┌─ Record extracts

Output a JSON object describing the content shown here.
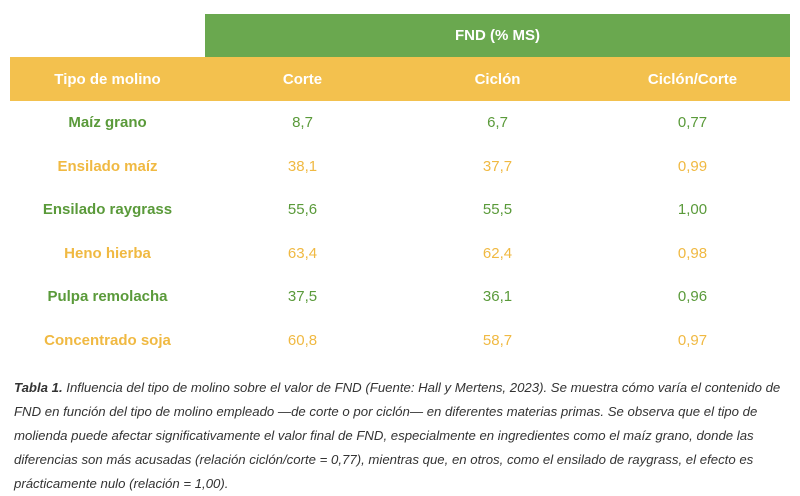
{
  "table": {
    "group_header": "FND (% MS)",
    "columns": [
      "Tipo de molino",
      "Corte",
      "Ciclón",
      "Ciclón/Corte"
    ],
    "rows": [
      {
        "name": "Maíz grano",
        "corte": "8,7",
        "ciclon": "6,7",
        "ratio": "0,77",
        "color": "#5a9a3a"
      },
      {
        "name": "Ensilado maíz",
        "corte": "38,1",
        "ciclon": "37,7",
        "ratio": "0,99",
        "color": "#f0b942"
      },
      {
        "name": "Ensilado raygrass",
        "corte": "55,6",
        "ciclon": "55,5",
        "ratio": "1,00",
        "color": "#5a9a3a"
      },
      {
        "name": "Heno hierba",
        "corte": "63,4",
        "ciclon": "62,4",
        "ratio": "0,98",
        "color": "#f0b942"
      },
      {
        "name": "Pulpa remolacha",
        "corte": "37,5",
        "ciclon": "36,1",
        "ratio": "0,96",
        "color": "#5a9a3a"
      },
      {
        "name": "Concentrado soja",
        "corte": "60,8",
        "ciclon": "58,7",
        "ratio": "0,97",
        "color": "#f0b942"
      }
    ]
  },
  "caption": {
    "label": "Tabla 1.",
    "text": "Influencia del tipo de molino sobre el valor de FND (Fuente: Hall y Mertens, 2023). Se muestra cómo varía el contenido de FND en función del tipo de molino empleado —de corte o por ciclón— en diferentes materias primas. Se observa que el tipo de molienda puede afectar significativamente el valor final de FND, especialmente en ingredientes como el maíz grano, donde las diferencias son más acusadas (relación ciclón/corte = 0,77), mientras que, en otros, como el ensilado de raygrass, el efecto es prácticamente nulo (relación = 1,00)."
  },
  "colors": {
    "green_header": "#6aa84f",
    "yellow_header": "#f3c14e",
    "green_text": "#5a9a3a",
    "yellow_text": "#f0b942"
  }
}
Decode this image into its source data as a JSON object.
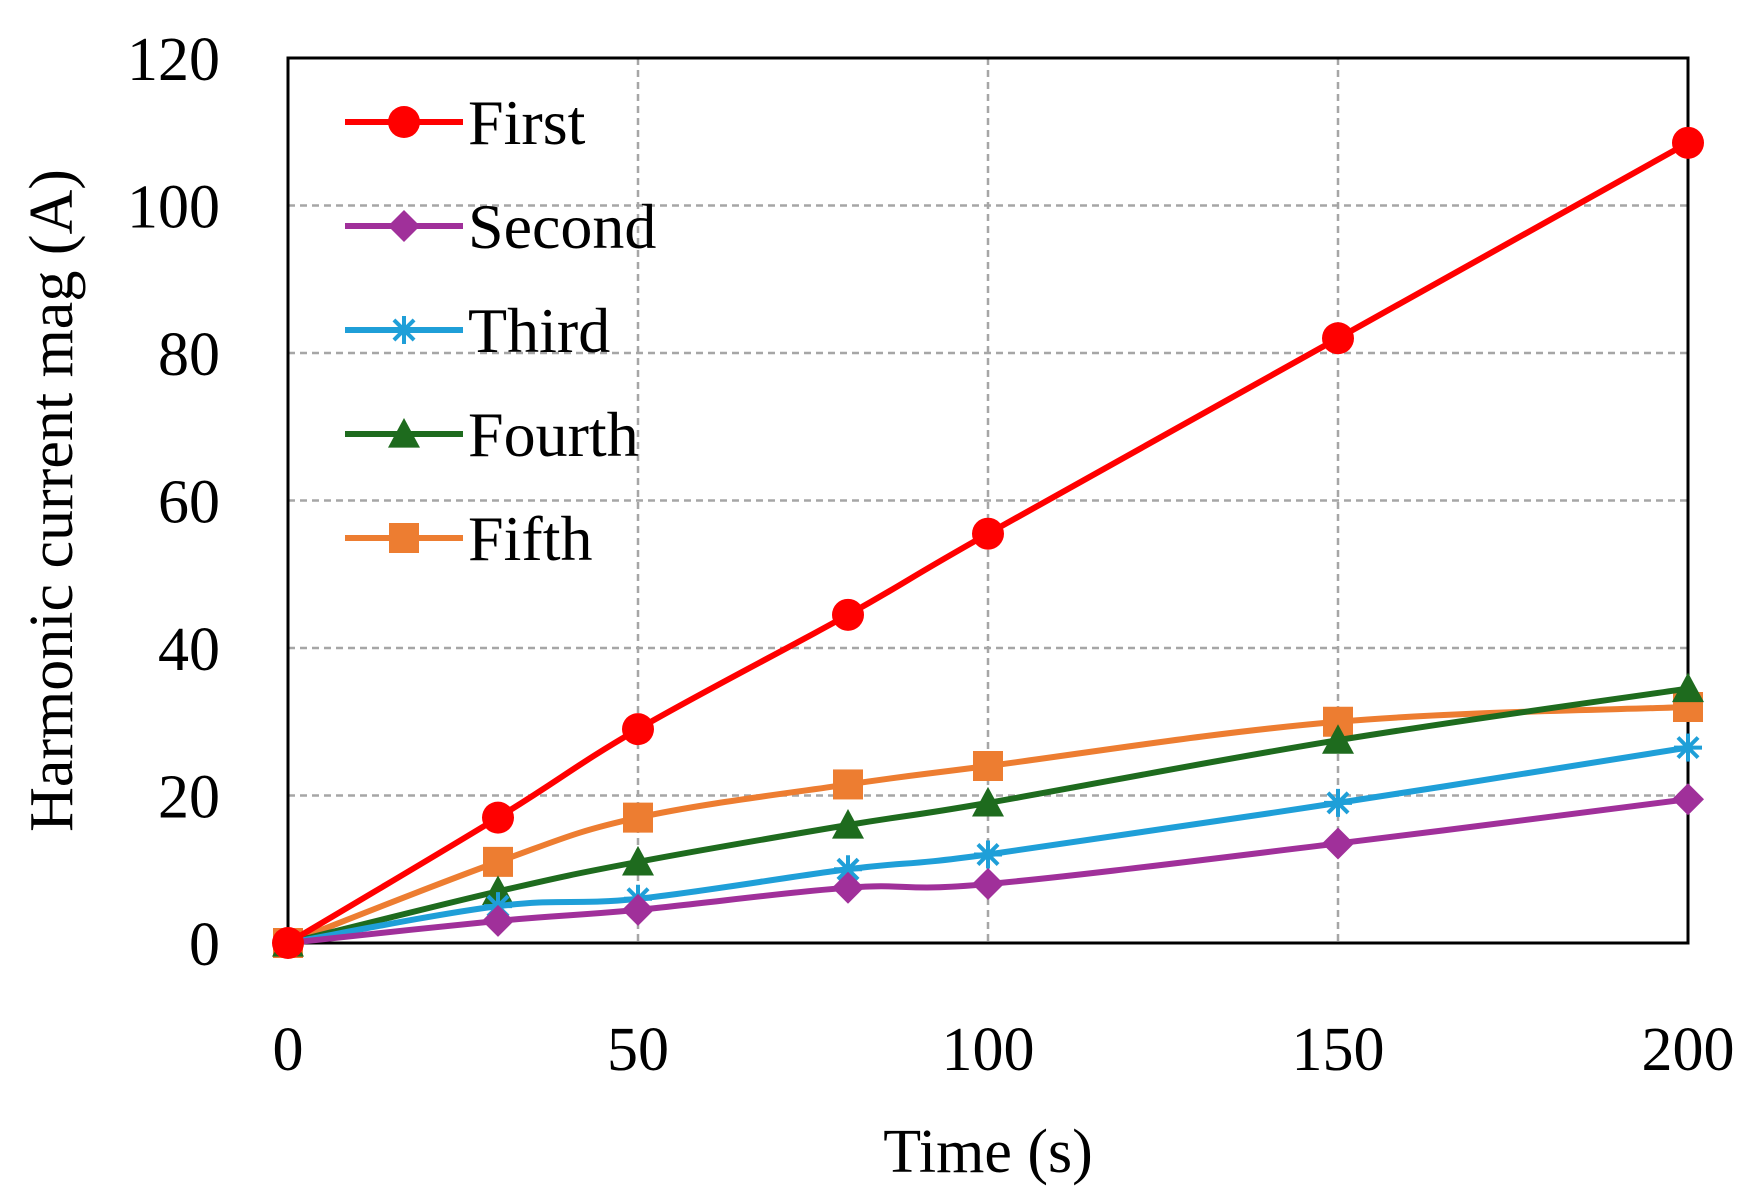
{
  "chart_data": {
    "type": "line",
    "title": "",
    "xlabel": "Time (s)",
    "ylabel": "Harmonic current mag (A)",
    "xlim": [
      0,
      200
    ],
    "ylim": [
      0,
      120
    ],
    "xticks": [
      0,
      50,
      100,
      150,
      200
    ],
    "yticks": [
      0,
      20,
      40,
      60,
      80,
      100,
      120
    ],
    "grid": true,
    "legend_position": "top-left",
    "x": [
      0,
      30,
      50,
      80,
      100,
      150,
      200
    ],
    "series": [
      {
        "name": "First",
        "color": "#ff0000",
        "marker": "circle",
        "values": [
          0,
          17,
          29,
          44.5,
          55.5,
          82,
          108.5
        ]
      },
      {
        "name": "Second",
        "color": "#a0309a",
        "marker": "diamond",
        "values": [
          0,
          3,
          4.5,
          7.5,
          8,
          13.5,
          19.5
        ]
      },
      {
        "name": "Third",
        "color": "#1f9fd8",
        "marker": "asterisk",
        "values": [
          0,
          5,
          6,
          10,
          12,
          19,
          26.5
        ]
      },
      {
        "name": "Fourth",
        "color": "#1e6b1e",
        "marker": "triangle",
        "values": [
          0,
          7,
          11,
          16,
          19,
          27.5,
          34.5
        ]
      },
      {
        "name": "Fifth",
        "color": "#ed7d31",
        "marker": "square",
        "values": [
          0,
          11,
          17,
          21.5,
          24,
          30,
          32
        ]
      }
    ]
  }
}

└─

_What you will do_
From the entries above, extract each line containing "object".

_Task solution_
Output a JSON object describing the content shown here.
Decode this image into its source data as a JSON object.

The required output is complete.